**PROBLEM REQUIREMENTS:**
Find each line in the records below that contains the string "COMMA", treating uppercase and lowercase as distinct, and copy every such line in full.

** Start of INPUT ROWS **

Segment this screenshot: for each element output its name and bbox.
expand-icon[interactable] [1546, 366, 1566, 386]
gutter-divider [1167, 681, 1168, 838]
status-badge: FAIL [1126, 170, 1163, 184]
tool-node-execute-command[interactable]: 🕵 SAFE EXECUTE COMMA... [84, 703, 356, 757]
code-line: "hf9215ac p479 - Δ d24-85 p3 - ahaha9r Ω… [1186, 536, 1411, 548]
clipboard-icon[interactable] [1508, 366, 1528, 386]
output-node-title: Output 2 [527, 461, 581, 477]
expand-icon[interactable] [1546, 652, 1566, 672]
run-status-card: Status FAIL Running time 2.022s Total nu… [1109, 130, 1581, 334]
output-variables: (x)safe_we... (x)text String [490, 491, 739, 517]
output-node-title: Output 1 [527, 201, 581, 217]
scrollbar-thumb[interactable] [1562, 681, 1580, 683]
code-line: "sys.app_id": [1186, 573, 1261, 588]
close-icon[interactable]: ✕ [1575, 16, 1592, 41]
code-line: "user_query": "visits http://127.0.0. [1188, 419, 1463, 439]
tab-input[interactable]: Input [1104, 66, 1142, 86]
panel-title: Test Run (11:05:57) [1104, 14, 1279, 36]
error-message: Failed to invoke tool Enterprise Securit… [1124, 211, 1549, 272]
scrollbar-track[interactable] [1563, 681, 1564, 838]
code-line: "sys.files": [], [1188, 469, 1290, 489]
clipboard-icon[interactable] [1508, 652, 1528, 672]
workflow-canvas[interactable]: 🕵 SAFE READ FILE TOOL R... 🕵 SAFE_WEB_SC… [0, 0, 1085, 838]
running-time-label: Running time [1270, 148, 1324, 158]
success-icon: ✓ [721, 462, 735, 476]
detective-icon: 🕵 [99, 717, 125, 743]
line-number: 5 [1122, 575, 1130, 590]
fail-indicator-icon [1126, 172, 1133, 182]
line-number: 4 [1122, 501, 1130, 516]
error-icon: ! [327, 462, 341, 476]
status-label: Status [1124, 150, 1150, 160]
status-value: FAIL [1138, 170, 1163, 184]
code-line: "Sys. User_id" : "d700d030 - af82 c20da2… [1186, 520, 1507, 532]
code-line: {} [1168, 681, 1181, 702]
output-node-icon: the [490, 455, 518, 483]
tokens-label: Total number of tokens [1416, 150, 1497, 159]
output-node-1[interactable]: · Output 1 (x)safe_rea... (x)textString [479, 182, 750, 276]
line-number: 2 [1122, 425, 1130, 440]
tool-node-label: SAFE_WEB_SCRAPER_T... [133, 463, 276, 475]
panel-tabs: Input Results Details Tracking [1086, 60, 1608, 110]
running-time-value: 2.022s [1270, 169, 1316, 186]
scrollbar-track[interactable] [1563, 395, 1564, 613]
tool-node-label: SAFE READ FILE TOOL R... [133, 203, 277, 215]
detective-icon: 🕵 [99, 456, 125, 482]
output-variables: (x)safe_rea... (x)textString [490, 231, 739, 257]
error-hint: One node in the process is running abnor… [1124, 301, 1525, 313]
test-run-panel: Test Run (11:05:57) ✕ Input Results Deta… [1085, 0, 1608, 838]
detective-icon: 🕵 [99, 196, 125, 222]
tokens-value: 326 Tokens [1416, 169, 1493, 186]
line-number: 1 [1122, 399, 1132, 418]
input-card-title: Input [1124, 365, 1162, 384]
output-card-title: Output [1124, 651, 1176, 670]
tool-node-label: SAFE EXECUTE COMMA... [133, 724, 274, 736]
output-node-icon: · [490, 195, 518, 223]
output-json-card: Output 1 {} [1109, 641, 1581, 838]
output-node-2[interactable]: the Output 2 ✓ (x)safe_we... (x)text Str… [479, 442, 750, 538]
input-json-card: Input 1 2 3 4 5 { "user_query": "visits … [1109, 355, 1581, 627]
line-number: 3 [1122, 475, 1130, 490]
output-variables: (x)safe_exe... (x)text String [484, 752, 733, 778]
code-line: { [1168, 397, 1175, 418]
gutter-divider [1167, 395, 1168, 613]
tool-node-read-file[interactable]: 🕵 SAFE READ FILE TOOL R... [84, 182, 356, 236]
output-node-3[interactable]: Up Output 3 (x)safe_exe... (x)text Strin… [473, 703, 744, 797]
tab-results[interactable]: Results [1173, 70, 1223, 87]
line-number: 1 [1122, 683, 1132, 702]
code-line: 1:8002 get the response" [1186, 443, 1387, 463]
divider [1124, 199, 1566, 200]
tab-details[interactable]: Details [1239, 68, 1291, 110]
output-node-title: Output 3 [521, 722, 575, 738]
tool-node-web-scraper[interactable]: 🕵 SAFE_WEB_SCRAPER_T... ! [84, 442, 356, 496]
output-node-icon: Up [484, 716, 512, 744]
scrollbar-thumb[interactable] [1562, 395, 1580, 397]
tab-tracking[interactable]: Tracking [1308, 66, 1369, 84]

** End of INPUT ROWS **

**SOLUTION FOR THIS TASK:**
tool-node-execute-command[interactable]: 🕵 SAFE EXECUTE COMMA... [84, 703, 356, 757]
tool-node-label: SAFE EXECUTE COMMA... [133, 724, 274, 736]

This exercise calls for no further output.